AIM OF THE TASK ▸ Copy the records below exactly as they are written.

DATA ▸
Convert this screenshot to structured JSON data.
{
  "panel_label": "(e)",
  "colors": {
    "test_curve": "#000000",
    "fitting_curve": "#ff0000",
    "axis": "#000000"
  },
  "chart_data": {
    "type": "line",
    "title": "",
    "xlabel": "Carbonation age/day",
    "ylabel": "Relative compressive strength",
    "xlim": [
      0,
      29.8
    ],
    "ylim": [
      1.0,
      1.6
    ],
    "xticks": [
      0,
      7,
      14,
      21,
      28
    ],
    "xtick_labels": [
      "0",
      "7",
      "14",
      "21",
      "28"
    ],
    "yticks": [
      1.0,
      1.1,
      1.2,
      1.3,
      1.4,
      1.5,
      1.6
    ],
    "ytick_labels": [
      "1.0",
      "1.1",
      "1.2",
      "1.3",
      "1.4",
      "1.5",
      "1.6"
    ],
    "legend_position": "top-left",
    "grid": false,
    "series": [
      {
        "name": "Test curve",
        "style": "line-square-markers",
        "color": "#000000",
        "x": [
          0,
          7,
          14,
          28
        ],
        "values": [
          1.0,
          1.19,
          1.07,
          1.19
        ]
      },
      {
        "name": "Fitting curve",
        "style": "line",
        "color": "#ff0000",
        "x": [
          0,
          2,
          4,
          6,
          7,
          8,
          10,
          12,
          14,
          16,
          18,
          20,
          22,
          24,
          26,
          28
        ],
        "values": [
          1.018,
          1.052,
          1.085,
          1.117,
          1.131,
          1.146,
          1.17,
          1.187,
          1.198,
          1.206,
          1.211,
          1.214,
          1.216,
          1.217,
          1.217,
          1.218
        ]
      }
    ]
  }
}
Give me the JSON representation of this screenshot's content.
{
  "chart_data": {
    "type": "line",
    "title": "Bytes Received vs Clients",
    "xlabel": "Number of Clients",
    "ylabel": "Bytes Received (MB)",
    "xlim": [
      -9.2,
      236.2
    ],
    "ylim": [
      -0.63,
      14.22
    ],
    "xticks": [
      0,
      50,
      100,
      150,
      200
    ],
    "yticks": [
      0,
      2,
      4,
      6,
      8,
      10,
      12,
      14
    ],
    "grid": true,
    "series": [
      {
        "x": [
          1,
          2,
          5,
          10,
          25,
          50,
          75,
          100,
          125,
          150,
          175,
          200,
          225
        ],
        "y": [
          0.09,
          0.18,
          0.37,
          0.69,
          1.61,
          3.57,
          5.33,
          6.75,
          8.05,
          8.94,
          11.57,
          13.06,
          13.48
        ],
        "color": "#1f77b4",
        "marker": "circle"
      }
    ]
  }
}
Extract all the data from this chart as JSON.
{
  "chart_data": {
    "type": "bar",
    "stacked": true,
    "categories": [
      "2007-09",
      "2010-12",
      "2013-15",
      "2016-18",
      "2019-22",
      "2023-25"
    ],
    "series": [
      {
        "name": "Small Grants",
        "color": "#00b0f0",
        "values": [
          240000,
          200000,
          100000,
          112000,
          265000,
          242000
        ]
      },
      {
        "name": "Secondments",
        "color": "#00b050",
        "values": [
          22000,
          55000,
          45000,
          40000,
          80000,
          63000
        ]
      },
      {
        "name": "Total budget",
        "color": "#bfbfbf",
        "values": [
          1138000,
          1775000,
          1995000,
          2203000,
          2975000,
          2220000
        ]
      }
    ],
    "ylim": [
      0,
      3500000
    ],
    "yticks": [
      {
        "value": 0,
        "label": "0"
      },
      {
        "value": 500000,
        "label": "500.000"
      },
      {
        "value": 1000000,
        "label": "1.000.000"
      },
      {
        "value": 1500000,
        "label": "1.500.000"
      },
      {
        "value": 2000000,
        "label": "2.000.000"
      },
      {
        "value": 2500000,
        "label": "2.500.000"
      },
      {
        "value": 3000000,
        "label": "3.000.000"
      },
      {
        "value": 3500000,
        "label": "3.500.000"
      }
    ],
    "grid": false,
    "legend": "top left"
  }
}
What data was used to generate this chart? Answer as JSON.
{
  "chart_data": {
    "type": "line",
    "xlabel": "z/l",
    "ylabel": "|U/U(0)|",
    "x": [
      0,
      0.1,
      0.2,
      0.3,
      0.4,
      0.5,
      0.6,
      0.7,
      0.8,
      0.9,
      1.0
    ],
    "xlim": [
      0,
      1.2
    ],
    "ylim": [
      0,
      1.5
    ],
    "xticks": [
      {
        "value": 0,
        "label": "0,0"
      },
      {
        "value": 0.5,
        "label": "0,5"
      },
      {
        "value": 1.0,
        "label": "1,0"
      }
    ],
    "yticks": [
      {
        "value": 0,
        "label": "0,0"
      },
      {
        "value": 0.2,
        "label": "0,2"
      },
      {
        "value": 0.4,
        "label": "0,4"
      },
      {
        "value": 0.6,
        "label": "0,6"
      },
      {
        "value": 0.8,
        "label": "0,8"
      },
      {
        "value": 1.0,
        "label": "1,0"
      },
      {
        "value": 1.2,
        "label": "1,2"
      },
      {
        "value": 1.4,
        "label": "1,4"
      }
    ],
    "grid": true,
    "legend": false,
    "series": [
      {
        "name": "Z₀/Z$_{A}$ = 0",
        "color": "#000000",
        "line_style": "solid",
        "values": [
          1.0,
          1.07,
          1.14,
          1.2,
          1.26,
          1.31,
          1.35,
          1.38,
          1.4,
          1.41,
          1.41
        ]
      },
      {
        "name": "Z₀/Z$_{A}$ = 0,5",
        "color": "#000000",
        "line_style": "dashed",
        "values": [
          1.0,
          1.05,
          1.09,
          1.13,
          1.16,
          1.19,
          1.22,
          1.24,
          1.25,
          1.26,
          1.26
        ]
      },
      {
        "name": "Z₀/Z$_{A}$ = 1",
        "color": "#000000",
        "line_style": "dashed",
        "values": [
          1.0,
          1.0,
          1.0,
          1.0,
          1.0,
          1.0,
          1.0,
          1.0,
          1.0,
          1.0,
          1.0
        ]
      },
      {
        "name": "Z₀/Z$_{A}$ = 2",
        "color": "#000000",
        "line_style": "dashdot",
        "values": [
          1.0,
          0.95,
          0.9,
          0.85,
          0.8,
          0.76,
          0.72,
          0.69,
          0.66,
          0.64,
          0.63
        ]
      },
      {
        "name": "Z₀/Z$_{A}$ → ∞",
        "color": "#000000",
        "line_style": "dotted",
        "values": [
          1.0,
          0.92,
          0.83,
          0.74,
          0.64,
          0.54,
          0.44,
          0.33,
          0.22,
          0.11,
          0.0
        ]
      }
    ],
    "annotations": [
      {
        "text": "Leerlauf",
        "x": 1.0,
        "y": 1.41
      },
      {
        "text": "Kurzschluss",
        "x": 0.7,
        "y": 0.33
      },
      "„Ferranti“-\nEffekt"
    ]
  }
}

COMPLETED TASK ▸
Convert this screenshot to structured JSON data.
{
  "panel_label": "(e)",
  "colors": {
    "test_curve": "#000000",
    "fitting_curve": "#ff0000",
    "axis": "#000000"
  },
  "chart_data": {
    "type": "line",
    "title": "",
    "xlabel": "Carbonation age/day",
    "ylabel": "Relative compressive strength",
    "xlim": [
      0,
      29.8
    ],
    "ylim": [
      1.0,
      1.6
    ],
    "xticks": [
      0,
      7,
      14,
      21,
      28
    ],
    "xtick_labels": [
      "0",
      "7",
      "14",
      "21",
      "28"
    ],
    "yticks": [
      1.0,
      1.1,
      1.2,
      1.3,
      1.4,
      1.5,
      1.6
    ],
    "ytick_labels": [
      "1.0",
      "1.1",
      "1.2",
      "1.3",
      "1.4",
      "1.5",
      "1.6"
    ],
    "legend_position": "top-left",
    "grid": false,
    "series": [
      {
        "name": "Test curve",
        "style": "line-square-markers",
        "color": "#000000",
        "x": [
          0,
          7,
          14,
          28
        ],
        "values": [
          1.0,
          1.19,
          1.07,
          1.19
        ]
      },
      {
        "name": "Fitting curve",
        "style": "line",
        "color": "#ff0000",
        "x": [
          0,
          2,
          4,
          6,
          7,
          8,
          10,
          12,
          14,
          16,
          18,
          20,
          22,
          24,
          26,
          28
        ],
        "values": [
          1.018,
          1.052,
          1.085,
          1.117,
          1.131,
          1.146,
          1.17,
          1.187,
          1.198,
          1.206,
          1.211,
          1.214,
          1.216,
          1.217,
          1.217,
          1.218
        ]
      }
    ]
  }
}
Give me the JSON representation of this screenshot's content.
{
  "chart_data": {
    "type": "line",
    "title": "Bytes Received vs Clients",
    "xlabel": "Number of Clients",
    "ylabel": "Bytes Received (MB)",
    "xlim": [
      -9.2,
      236.2
    ],
    "ylim": [
      -0.63,
      14.22
    ],
    "xticks": [
      0,
      50,
      100,
      150,
      200
    ],
    "yticks": [
      0,
      2,
      4,
      6,
      8,
      10,
      12,
      14
    ],
    "grid": true,
    "series": [
      {
        "x": [
          1,
          2,
          5,
          10,
          25,
          50,
          75,
          100,
          125,
          150,
          175,
          200,
          225
        ],
        "y": [
          0.09,
          0.18,
          0.37,
          0.69,
          1.61,
          3.57,
          5.33,
          6.75,
          8.05,
          8.94,
          11.57,
          13.06,
          13.48
        ],
        "color": "#1f77b4",
        "marker": "circle"
      }
    ]
  }
}
Extract all the data from this chart as JSON.
{
  "chart_data": {
    "type": "bar",
    "stacked": true,
    "categories": [
      "2007-09",
      "2010-12",
      "2013-15",
      "2016-18",
      "2019-22",
      "2023-25"
    ],
    "series": [
      {
        "name": "Small Grants",
        "color": "#00b0f0",
        "values": [
          240000,
          200000,
          100000,
          112000,
          265000,
          242000
        ]
      },
      {
        "name": "Secondments",
        "color": "#00b050",
        "values": [
          22000,
          55000,
          45000,
          40000,
          80000,
          63000
        ]
      },
      {
        "name": "Total budget",
        "color": "#bfbfbf",
        "values": [
          1138000,
          1775000,
          1995000,
          2203000,
          2975000,
          2220000
        ]
      }
    ],
    "ylim": [
      0,
      3500000
    ],
    "yticks": [
      {
        "value": 0,
        "label": "0"
      },
      {
        "value": 500000,
        "label": "500.000"
      },
      {
        "value": 1000000,
        "label": "1.000.000"
      },
      {
        "value": 1500000,
        "label": "1.500.000"
      },
      {
        "value": 2000000,
        "label": "2.000.000"
      },
      {
        "value": 2500000,
        "label": "2.500.000"
      },
      {
        "value": 3000000,
        "label": "3.000.000"
      },
      {
        "value": 3500000,
        "label": "3.500.000"
      }
    ],
    "grid": false,
    "legend": "top left"
  }
}
What data was used to generate this chart? Answer as JSON.
{
  "chart_data": {
    "type": "line",
    "xlabel": "z/l",
    "ylabel": "|U/U(0)|",
    "x": [
      0,
      0.1,
      0.2,
      0.3,
      0.4,
      0.5,
      0.6,
      0.7,
      0.8,
      0.9,
      1.0
    ],
    "xlim": [
      0,
      1.2
    ],
    "ylim": [
      0,
      1.5
    ],
    "xticks": [
      {
        "value": 0,
        "label": "0,0"
      },
      {
        "value": 0.5,
        "label": "0,5"
      },
      {
        "value": 1.0,
        "label": "1,0"
      }
    ],
    "yticks": [
      {
        "value": 0,
        "label": "0,0"
      },
      {
        "value": 0.2,
        "label": "0,2"
      },
      {
        "value": 0.4,
        "label": "0,4"
      },
      {
        "value": 0.6,
        "label": "0,6"
      },
      {
        "value": 0.8,
        "label": "0,8"
      },
      {
        "value": 1.0,
        "label": "1,0"
      },
      {
        "value": 1.2,
        "label": "1,2"
      },
      {
        "value": 1.4,
        "label": "1,4"
      }
    ],
    "grid": true,
    "legend": false,
    "series": [
      {
        "name": "Z₀/Z$_{A}$ = 0",
        "color": "#000000",
        "line_style": "solid",
        "values": [
          1.0,
          1.07,
          1.14,
          1.2,
          1.26,
          1.31,
          1.35,
          1.38,
          1.4,
          1.41,
          1.41
        ]
      },
      {
        "name": "Z₀/Z$_{A}$ = 0,5",
        "color": "#000000",
        "line_style": "dashed",
        "values": [
          1.0,
          1.05,
          1.09,
          1.13,
          1.16,
          1.19,
          1.22,
          1.24,
          1.25,
          1.26,
          1.26
        ]
      },
      {
        "name": "Z₀/Z$_{A}$ = 1",
        "color": "#000000",
        "line_style": "dashed",
        "values": [
          1.0,
          1.0,
          1.0,
          1.0,
          1.0,
          1.0,
          1.0,
          1.0,
          1.0,
          1.0,
          1.0
        ]
      },
      {
        "name": "Z₀/Z$_{A}$ = 2",
        "color": "#000000",
        "line_style": "dashdot",
        "values": [
          1.0,
          0.95,
          0.9,
          0.85,
          0.8,
          0.76,
          0.72,
          0.69,
          0.66,
          0.64,
          0.63
        ]
      },
      {
        "name": "Z₀/Z$_{A}$ → ∞",
        "color": "#000000",
        "line_style": "dotted",
        "values": [
          1.0,
          0.92,
          0.83,
          0.74,
          0.64,
          0.54,
          0.44,
          0.33,
          0.22,
          0.11,
          0.0
        ]
      }
    ],
    "annotations": [
      {
        "text": "Leerlauf",
        "x": 1.0,
        "y": 1.41
      },
      {
        "text": "Kurzschluss",
        "x": 0.7,
        "y": 0.33
      },
      "„Ferranti“-\nEffekt"
    ]
  }
}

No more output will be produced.